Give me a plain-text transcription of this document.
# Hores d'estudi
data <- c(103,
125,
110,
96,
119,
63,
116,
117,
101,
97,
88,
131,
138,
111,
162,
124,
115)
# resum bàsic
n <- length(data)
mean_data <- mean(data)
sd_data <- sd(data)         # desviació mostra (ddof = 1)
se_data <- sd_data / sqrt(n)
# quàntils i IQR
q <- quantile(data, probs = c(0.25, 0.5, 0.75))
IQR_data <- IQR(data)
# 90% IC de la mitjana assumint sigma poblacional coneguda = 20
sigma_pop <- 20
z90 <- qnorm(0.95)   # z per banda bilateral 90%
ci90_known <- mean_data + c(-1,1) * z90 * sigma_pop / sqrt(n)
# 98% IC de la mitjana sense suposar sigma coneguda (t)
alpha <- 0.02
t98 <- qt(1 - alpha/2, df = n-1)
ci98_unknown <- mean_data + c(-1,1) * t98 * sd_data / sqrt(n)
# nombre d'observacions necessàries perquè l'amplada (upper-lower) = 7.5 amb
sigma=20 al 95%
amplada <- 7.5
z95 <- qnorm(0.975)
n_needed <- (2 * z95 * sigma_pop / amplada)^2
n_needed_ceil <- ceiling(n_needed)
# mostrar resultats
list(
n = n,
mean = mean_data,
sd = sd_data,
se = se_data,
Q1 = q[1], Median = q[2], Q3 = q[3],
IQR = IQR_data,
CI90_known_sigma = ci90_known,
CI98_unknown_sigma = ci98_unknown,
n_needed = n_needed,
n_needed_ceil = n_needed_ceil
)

## To do
Give an exact copy of all the data shown above.

## Written reply
Give me a plain-text transcription of this document.
# Hores d'estudi
data <- c(103,
125,
110,
96,
119,
63,
116,
117,
101,
97,
88,
131,
138,
111,
162,
124,
115)
# resum bàsic
n <- length(data)
mean_data <- mean(data)
sd_data <- sd(data)         # desviació mostra (ddof = 1)
se_data <- sd_data / sqrt(n)
# quàntils i IQR
q <- quantile(data, probs = c(0.25, 0.5, 0.75))
IQR_data <- IQR(data)
# 90% IC de la mitjana assumint sigma poblacional coneguda = 20
sigma_pop <- 20
z90 <- qnorm(0.95)   # z per banda bilateral 90%
ci90_known <- mean_data + c(-1,1) * z90 * sigma_pop / sqrt(n)
# 98% IC de la mitjana sense suposar sigma coneguda (t)
alpha <- 0.02
t98 <- qt(1 - alpha/2, df = n-1)
ci98_unknown <- mean_data + c(-1,1) * t98 * sd_data / sqrt(n)
# nombre d'observacions necessàries perquè l'amplada (upper-lower) = 7.5 amb
sigma=20 al 95%
amplada <- 7.5
z95 <- qnorm(0.975)
n_needed <- (2 * z95 * sigma_pop / amplada)^2
n_needed_ceil <- ceiling(n_needed)
# mostrar resultats
list(
n = n,
mean = mean_data,
sd = sd_data,
se = se_data,
Q1 = q[1], Median = q[2], Q3 = q[3],
IQR = IQR_data,
CI90_known_sigma = ci90_known,
CI98_unknown_sigma = ci98_unknown,
n_needed = n_needed,
n_needed_ceil = n_needed_ceil
)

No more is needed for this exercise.